-- START Record list --
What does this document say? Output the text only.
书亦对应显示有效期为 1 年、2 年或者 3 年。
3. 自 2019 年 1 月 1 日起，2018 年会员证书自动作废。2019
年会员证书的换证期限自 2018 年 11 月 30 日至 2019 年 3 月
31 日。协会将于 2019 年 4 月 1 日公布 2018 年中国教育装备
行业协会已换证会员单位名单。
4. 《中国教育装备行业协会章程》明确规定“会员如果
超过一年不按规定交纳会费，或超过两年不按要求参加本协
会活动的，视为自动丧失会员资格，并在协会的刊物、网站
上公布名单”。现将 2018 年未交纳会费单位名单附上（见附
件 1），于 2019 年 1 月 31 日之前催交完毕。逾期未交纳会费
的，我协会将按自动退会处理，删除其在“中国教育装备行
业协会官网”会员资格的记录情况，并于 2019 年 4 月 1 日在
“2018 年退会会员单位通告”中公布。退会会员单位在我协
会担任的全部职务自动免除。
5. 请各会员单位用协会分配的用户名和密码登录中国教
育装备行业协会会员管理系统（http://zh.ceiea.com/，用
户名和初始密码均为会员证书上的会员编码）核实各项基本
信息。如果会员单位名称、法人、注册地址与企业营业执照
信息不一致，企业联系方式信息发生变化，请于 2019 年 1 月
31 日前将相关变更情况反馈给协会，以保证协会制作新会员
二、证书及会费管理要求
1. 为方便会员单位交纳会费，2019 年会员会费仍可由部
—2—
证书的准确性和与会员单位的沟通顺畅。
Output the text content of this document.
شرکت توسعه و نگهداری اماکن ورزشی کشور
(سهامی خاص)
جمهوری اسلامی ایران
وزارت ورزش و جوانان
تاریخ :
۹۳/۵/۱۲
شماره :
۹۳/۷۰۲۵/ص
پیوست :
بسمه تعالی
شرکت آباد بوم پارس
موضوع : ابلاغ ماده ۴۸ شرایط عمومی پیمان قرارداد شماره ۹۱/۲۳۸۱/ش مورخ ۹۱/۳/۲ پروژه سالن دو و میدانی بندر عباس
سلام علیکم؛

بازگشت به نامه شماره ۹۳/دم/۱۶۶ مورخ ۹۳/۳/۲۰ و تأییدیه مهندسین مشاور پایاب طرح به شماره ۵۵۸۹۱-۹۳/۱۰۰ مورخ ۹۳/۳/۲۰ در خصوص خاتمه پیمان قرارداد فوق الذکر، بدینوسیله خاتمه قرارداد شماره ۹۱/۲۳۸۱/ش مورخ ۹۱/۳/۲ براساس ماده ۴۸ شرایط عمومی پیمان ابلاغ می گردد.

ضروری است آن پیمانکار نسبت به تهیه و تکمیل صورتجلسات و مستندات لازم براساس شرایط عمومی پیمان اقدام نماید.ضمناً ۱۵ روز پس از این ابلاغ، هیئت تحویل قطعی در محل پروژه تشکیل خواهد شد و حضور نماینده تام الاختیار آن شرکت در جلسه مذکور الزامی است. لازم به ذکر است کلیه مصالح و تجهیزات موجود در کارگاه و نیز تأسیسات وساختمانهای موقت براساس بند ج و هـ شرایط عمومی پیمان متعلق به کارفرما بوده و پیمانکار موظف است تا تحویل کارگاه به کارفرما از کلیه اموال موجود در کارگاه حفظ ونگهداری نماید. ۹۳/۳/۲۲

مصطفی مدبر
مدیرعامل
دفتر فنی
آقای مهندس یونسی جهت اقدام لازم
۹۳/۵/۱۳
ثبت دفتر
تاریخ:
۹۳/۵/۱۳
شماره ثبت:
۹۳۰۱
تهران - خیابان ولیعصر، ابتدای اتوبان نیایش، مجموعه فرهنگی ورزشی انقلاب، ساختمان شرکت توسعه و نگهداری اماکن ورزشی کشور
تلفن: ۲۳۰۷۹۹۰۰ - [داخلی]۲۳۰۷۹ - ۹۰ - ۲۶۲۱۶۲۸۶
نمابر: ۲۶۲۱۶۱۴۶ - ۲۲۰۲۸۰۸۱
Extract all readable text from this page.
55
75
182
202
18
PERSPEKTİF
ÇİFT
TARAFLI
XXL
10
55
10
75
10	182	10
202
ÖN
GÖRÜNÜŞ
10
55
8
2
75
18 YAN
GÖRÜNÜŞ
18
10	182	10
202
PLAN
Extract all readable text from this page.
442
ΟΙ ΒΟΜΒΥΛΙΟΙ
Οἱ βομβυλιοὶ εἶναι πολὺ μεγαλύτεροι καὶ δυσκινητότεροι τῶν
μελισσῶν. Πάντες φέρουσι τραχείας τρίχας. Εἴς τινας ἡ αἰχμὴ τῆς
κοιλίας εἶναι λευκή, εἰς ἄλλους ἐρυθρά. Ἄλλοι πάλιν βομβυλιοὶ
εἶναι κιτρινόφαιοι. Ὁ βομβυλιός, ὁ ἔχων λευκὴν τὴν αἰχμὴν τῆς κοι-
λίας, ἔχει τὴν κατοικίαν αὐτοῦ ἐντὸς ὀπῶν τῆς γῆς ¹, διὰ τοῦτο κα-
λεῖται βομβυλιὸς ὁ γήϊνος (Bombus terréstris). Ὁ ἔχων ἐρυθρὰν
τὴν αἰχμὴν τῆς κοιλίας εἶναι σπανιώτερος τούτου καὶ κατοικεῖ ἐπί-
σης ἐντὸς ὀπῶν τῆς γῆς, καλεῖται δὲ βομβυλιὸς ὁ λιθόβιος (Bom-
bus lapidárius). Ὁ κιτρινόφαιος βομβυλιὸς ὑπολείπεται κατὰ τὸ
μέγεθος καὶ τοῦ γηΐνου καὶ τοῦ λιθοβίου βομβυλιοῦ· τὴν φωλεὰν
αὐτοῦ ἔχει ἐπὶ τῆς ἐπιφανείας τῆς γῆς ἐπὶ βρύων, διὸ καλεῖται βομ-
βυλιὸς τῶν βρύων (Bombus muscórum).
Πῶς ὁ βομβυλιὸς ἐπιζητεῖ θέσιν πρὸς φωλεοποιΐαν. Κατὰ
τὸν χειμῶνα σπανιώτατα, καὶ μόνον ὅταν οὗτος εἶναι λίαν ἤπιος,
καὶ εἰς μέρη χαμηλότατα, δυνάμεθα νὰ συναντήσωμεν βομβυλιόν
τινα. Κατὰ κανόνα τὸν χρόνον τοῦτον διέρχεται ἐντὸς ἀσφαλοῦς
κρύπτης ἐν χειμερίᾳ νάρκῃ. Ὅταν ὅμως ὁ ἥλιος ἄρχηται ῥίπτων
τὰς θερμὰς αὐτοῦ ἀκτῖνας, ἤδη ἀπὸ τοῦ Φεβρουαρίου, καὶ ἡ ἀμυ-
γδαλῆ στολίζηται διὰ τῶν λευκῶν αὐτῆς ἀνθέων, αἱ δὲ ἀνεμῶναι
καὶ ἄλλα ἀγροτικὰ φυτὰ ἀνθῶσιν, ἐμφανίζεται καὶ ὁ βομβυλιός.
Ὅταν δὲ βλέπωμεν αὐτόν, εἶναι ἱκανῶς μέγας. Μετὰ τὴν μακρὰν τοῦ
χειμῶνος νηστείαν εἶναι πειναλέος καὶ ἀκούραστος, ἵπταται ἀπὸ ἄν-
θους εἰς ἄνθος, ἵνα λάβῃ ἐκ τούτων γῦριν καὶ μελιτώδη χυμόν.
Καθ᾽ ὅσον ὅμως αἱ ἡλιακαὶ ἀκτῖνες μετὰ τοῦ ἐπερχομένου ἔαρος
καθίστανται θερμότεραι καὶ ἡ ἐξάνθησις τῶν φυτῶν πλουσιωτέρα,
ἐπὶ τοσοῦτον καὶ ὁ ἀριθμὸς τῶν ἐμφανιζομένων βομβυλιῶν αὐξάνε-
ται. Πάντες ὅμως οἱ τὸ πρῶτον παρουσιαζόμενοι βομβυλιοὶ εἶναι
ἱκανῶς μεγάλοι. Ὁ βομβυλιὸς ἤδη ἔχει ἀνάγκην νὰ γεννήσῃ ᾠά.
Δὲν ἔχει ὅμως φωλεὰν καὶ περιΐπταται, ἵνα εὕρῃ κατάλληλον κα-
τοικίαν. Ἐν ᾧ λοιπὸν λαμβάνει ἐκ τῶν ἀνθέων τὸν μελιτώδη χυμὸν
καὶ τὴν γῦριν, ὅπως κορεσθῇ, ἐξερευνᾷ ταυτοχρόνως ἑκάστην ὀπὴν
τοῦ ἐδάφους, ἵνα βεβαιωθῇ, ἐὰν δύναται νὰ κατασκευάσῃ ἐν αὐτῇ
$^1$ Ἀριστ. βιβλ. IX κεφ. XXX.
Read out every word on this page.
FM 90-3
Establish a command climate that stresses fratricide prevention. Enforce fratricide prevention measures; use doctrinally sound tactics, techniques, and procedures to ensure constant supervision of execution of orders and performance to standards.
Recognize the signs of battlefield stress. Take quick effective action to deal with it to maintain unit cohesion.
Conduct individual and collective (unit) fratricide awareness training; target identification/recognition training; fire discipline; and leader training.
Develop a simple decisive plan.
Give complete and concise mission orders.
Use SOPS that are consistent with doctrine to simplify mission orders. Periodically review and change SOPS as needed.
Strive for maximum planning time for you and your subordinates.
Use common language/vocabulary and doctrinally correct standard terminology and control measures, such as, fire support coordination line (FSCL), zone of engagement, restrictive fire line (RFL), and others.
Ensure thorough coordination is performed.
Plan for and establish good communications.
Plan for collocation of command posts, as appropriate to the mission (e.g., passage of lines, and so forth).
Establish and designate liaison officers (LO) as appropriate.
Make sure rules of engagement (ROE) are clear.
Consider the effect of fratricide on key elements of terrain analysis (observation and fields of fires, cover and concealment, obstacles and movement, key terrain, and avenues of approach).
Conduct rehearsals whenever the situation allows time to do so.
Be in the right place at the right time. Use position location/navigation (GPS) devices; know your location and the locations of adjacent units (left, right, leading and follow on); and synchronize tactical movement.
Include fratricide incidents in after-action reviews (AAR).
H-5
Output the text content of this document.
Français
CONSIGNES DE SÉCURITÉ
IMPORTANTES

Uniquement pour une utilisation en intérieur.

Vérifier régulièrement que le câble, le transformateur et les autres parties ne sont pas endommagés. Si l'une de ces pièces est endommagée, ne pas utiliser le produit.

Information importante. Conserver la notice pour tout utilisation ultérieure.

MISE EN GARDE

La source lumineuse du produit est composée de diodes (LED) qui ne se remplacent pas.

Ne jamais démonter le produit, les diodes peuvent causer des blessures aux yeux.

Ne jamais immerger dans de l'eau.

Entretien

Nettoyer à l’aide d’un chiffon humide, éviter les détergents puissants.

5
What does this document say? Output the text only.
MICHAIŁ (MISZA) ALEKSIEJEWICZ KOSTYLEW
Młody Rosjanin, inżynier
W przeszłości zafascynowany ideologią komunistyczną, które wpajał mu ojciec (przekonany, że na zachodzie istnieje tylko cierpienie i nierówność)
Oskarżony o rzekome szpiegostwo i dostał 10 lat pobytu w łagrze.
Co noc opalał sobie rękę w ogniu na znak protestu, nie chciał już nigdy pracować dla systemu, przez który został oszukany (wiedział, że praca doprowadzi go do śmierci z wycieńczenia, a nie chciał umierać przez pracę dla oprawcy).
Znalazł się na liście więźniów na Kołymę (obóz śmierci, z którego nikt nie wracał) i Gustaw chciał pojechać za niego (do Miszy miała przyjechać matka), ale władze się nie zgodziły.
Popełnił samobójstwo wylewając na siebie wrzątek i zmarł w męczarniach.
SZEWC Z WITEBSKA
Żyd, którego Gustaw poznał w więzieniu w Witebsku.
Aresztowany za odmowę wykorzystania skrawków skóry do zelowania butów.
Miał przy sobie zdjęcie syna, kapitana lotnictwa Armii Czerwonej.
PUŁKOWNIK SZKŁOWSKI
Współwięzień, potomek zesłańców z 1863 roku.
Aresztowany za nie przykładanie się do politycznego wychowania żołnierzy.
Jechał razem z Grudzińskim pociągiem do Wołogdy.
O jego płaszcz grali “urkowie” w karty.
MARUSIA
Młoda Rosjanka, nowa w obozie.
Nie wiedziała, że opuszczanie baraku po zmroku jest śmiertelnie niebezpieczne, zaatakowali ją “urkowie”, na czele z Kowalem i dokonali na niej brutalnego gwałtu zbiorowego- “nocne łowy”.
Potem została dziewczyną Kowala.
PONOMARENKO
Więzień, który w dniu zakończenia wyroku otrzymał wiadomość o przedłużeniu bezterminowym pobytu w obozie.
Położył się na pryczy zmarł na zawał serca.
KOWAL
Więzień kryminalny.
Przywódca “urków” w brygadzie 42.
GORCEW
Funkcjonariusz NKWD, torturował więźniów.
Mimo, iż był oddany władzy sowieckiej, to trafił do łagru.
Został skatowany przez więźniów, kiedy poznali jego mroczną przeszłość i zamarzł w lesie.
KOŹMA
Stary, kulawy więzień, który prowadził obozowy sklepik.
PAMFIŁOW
-- END Record list --
Which lines in the data above contain "توسعه"? Show each one.

In response:
شرکت توسعه و نگهداری اماکن ورزشی کشور
تهران - خیابان ولیعصر، ابتدای اتوبان نیایش، مجموعه فرهنگی ورزشی انقلاب، ساختمان شرکت توسعه و نگهداری اماکن ورزشی کشور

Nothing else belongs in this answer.